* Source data

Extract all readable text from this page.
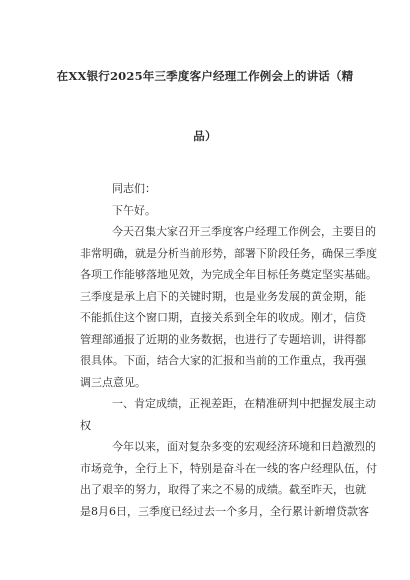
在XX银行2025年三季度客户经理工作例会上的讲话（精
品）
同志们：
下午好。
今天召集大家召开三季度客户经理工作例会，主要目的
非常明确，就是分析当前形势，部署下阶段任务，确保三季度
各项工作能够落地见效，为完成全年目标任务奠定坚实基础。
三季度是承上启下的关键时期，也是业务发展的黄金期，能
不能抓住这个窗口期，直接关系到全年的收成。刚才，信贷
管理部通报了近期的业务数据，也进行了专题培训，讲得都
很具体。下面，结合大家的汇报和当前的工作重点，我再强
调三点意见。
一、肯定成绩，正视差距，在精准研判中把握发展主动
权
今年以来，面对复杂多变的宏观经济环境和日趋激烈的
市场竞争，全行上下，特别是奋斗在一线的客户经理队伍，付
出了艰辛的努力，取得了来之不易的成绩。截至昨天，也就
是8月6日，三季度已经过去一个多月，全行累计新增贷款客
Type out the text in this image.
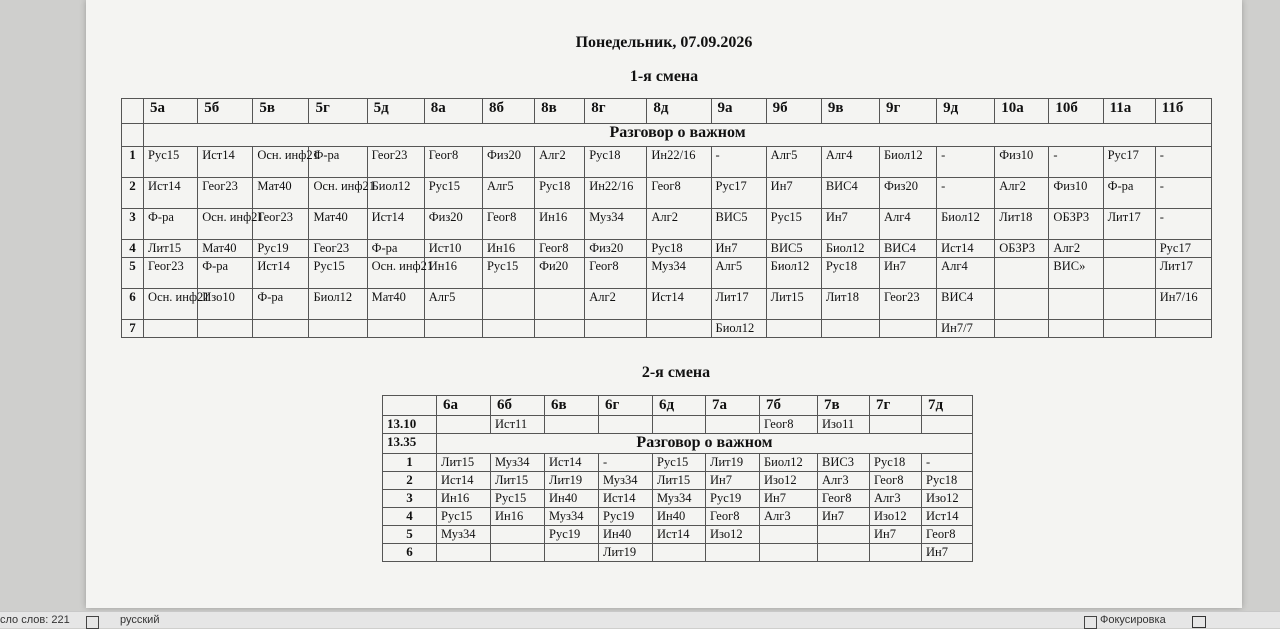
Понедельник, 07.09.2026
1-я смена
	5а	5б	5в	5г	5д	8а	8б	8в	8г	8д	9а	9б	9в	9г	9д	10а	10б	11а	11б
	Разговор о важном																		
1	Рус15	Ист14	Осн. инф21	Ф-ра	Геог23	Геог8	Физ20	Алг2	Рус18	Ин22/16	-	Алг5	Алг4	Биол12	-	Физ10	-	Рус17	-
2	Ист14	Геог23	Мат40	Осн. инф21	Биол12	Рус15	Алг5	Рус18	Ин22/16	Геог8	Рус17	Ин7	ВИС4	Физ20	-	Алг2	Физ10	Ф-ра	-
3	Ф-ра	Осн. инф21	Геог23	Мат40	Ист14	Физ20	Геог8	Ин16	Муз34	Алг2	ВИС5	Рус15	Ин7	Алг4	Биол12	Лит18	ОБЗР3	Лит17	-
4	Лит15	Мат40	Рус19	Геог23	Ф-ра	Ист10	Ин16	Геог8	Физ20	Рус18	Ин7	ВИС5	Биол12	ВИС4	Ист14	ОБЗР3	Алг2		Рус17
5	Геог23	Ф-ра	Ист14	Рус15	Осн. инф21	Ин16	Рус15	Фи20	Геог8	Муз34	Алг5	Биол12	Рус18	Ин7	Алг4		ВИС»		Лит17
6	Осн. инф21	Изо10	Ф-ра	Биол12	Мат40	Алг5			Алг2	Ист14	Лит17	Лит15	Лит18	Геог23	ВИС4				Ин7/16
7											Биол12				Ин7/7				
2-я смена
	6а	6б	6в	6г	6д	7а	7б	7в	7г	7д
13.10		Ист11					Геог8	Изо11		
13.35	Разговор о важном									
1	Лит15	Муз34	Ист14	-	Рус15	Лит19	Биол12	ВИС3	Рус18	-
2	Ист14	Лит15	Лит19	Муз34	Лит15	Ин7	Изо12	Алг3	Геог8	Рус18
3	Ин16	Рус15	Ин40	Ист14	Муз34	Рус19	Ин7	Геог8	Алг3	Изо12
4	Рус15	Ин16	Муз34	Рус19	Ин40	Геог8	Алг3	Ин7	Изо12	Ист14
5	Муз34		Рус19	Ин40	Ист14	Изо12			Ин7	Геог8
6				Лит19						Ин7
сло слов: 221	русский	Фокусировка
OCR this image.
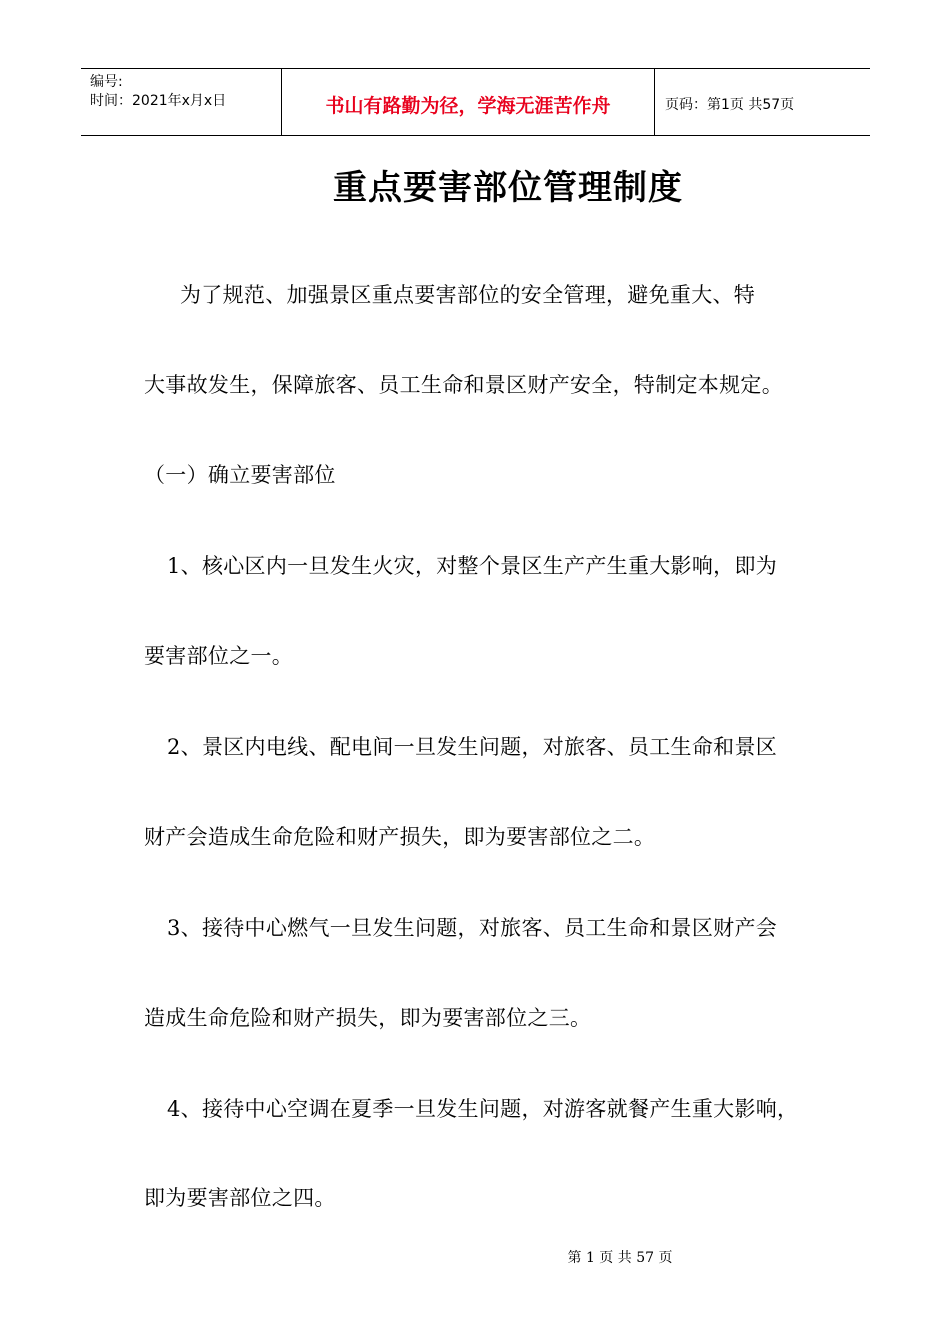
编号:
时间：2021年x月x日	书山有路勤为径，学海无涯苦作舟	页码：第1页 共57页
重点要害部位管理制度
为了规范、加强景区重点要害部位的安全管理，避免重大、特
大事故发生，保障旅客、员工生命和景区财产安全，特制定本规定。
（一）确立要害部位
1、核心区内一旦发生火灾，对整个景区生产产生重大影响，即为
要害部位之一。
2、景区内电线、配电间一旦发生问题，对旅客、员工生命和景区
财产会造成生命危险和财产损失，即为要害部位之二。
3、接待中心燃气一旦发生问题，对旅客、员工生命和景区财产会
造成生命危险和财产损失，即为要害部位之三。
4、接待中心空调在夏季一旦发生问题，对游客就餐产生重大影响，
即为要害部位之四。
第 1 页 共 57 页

* Your goal
Some lines of the records may hold the word "важном". How many do? Answer with a number and nothing else.

* Finished answer
2